#### [Task brief]
Transcribe the records below exactly as they appear, omitting any pictures.

#### [Provided material]
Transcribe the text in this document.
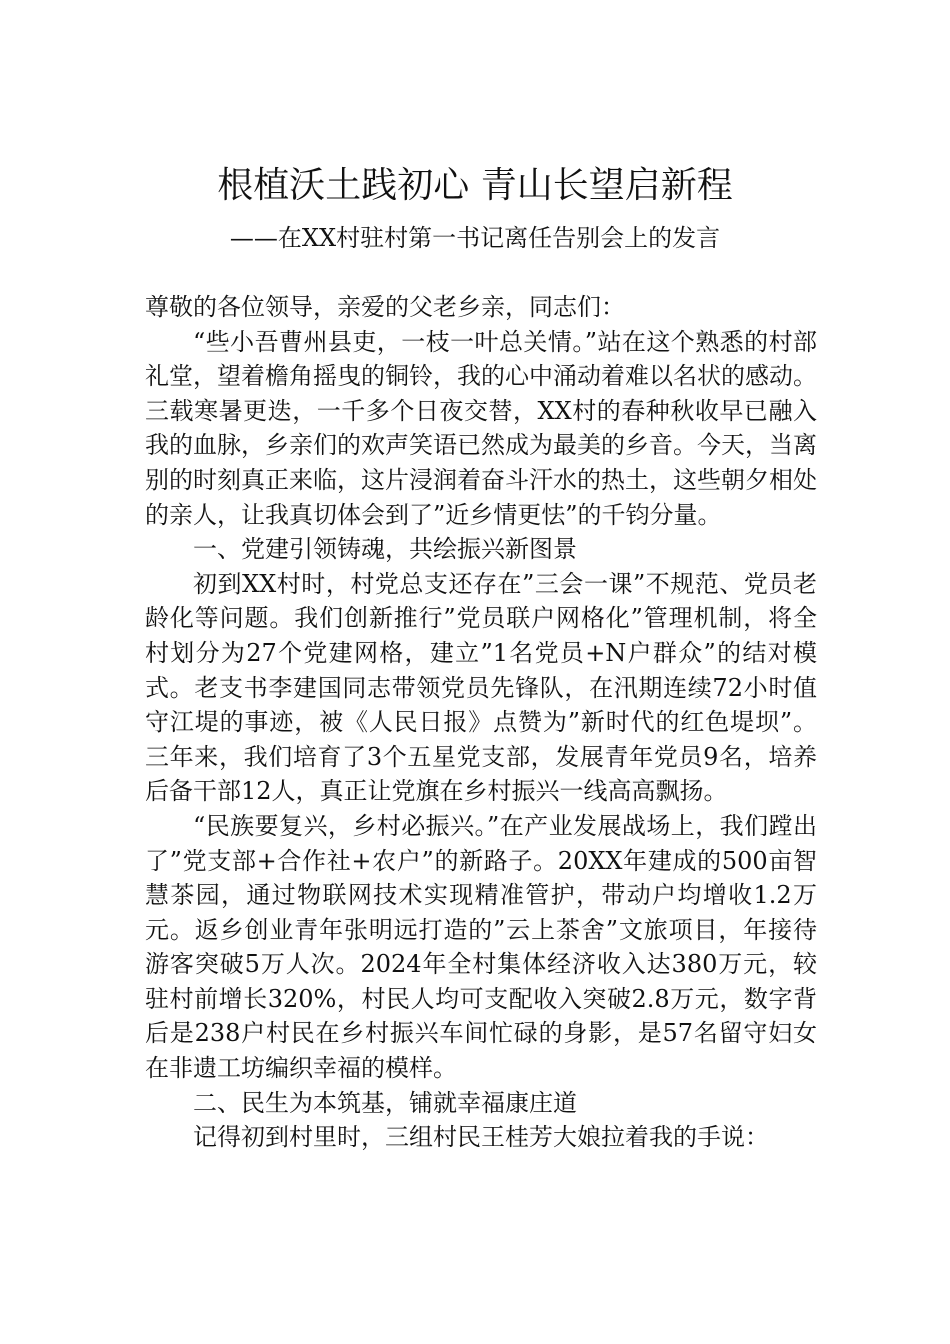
根植沃土践初心 青山长望启新程
——在XX村驻村第一书记离任告别会上的发言

尊敬的各位领导，亲爱的父老乡亲，同志们：

“些小吾曹州县吏，一枝一叶总关情。”站在这个熟悉的村部礼堂，望着檐角摇曳的铜铃，我的心中涌动着难以名状的感动。三载寒暑更迭，一千多个日夜交替，XX村的春种秋收早已融入我的血脉，乡亲们的欢声笑语已然成为最美的乡音。今天，当离别的时刻真正来临，这片浸润着奋斗汗水的热土，这些朝夕相处的亲人，让我真切体会到了”近乡情更怯”的千钧分量。

一、党建引领铸魂，共绘振兴新图景

初到XX村时，村党总支还存在”三会一课”不规范、党员老龄化等问题。我们创新推行”党员联户网格化”管理机制，将全村划分为27个党建网格，建立”1名党员+N户群众”的结对模式。老支书李建国同志带领党员先锋队，在汛期连续72小时值守江堤的事迹，被《人民日报》点赞为”新时代的红色堤坝”。三年来，我们培育了3个五星党支部，发展青年党员9名，培养后备干部12人，真正让党旗在乡村振兴一线高高飘扬。

“民族要复兴，乡村必振兴。”在产业发展战场上，我们蹚出了”党支部+合作社+农户”的新路子。20XX年建成的500亩智慧茶园，通过物联网技术实现精准管护，带动户均增收1.2万元。返乡创业青年张明远打造的”云上茶舍”文旅项目，年接待游客突破5万人次。2024年全村集体经济收入达380万元，较驻村前增长320%，村民人均可支配收入突破2.8万元，数字背后是238户村民在乡村振兴车间忙碌的身影，是57名留守妇女在非遗工坊编织幸福的模样。

二、民生为本筑基，铺就幸福康庄道

记得初到村里时，三组村民王桂芳大娘拉着我的手说：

#### [Written answer]
Transcribe the text in this document.
根植沃土践初心 青山长望启新程
——在XX村驻村第一书记离任告别会上的发言

尊敬的各位领导，亲爱的父老乡亲，同志们：

“些小吾曹州县吏，一枝一叶总关情。”站在这个熟悉的村部礼堂，望着檐角摇曳的铜铃，我的心中涌动着难以名状的感动。三载寒暑更迭，一千多个日夜交替，XX村的春种秋收早已融入我的血脉，乡亲们的欢声笑语已然成为最美的乡音。今天，当离别的时刻真正来临，这片浸润着奋斗汗水的热土，这些朝夕相处的亲人，让我真切体会到了”近乡情更怯”的千钧分量。

一、党建引领铸魂，共绘振兴新图景

初到XX村时，村党总支还存在”三会一课”不规范、党员老龄化等问题。我们创新推行”党员联户网格化”管理机制，将全村划分为27个党建网格，建立”1名党员+N户群众”的结对模式。老支书李建国同志带领党员先锋队，在汛期连续72小时值守江堤的事迹，被《人民日报》点赞为”新时代的红色堤坝”。三年来，我们培育了3个五星党支部，发展青年党员9名，培养后备干部12人，真正让党旗在乡村振兴一线高高飘扬。

“民族要复兴，乡村必振兴。”在产业发展战场上，我们蹚出了”党支部+合作社+农户”的新路子。20XX年建成的500亩智慧茶园，通过物联网技术实现精准管护，带动户均增收1.2万元。返乡创业青年张明远打造的”云上茶舍”文旅项目，年接待游客突破5万人次。2024年全村集体经济收入达380万元，较驻村前增长320%，村民人均可支配收入突破2.8万元，数字背后是238户村民在乡村振兴车间忙碌的身影，是57名留守妇女在非遗工坊编织幸福的模样。

二、民生为本筑基，铺就幸福康庄道

记得初到村里时，三组村民王桂芳大娘拉着我的手说：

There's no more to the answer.